* _TO DO_: Search the data below for "Price"; list each line that holds it.
##########
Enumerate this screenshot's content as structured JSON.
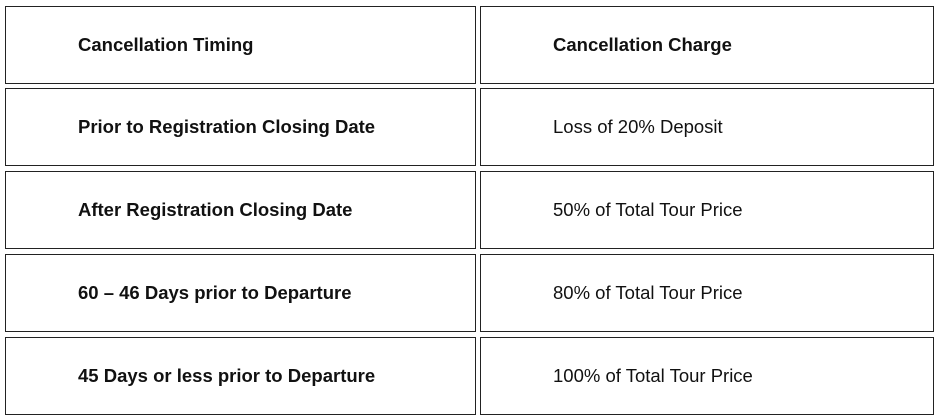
{
  "table": {
    "header": [
      "Cancellation Timing",
      "Cancellation Charge"
    ],
    "rows": [
      [
        "Prior to Registration Closing Date",
        "Loss of 20% Deposit"
      ],
      [
        "After Registration Closing Date",
        "50% of Total Tour Price"
      ],
      [
        "60 – 46 Days prior to Departure",
        "80% of Total Tour Price"
      ],
      [
        "45 Days or less prior to Departure",
        "100% of Total Tour Price"
      ]
    ]
  }
}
##########
* _FULL SOLUTION_:
        "50% of Total Tour Price"
        "80% of Total Tour Price"
        "100% of Total Tour Price"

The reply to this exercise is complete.